§ **WHAT YOU SHOULD DO**: Pick out and copy every line below that has the word "time".

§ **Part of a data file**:
....

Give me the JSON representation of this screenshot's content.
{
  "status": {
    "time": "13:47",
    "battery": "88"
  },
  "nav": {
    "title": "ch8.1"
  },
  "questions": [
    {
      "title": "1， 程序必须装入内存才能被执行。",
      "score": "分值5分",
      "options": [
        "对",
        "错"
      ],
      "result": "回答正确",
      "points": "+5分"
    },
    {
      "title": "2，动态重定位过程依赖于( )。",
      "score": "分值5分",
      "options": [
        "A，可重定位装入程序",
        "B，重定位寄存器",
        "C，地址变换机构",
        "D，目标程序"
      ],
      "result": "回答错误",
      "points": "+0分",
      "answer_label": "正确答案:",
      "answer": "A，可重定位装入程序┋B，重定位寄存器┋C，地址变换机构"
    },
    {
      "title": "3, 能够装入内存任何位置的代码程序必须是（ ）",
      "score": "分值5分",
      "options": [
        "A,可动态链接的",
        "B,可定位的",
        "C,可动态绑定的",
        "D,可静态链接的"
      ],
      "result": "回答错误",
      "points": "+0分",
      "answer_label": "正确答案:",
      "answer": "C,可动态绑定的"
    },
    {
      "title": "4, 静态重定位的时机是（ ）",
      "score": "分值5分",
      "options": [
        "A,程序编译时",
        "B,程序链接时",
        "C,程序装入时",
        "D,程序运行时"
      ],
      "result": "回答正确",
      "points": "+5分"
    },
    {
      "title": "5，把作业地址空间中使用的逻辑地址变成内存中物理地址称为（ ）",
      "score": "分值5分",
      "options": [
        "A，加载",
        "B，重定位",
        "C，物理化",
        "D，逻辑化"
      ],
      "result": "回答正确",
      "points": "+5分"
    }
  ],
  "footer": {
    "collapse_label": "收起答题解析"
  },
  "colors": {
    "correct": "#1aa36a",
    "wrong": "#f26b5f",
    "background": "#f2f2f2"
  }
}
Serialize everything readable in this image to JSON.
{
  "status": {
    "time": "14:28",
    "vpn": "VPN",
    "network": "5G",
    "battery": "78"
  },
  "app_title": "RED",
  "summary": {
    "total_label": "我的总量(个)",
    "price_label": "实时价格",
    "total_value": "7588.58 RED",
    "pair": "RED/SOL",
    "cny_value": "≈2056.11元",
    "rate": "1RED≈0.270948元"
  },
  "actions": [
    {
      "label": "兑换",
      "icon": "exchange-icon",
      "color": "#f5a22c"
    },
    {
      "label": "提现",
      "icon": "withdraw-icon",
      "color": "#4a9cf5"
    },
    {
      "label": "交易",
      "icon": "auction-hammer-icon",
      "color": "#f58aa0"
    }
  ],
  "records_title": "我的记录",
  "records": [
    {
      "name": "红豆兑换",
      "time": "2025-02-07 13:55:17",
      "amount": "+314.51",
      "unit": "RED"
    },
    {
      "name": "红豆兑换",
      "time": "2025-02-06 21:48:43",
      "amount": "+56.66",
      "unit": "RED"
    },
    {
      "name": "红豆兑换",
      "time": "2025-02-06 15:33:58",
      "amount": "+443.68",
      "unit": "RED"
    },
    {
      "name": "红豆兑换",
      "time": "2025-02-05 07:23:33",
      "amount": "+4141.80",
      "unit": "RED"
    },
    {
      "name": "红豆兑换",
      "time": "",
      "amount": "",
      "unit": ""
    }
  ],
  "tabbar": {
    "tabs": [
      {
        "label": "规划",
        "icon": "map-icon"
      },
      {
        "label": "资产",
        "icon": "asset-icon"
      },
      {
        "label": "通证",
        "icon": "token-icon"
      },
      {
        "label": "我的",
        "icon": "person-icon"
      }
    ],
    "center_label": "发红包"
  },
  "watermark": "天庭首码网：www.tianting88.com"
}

....

§ **EXERCISE OUTPUT**:
    "time": "13:47",
    "time": "14:28",
      "time": "2025-02-07 13:55:17",
      "time": "2025-02-06 21:48:43",
      "time": "2025-02-06 15:33:58",
      "time": "2025-02-05 07:23:33",
      "time": "",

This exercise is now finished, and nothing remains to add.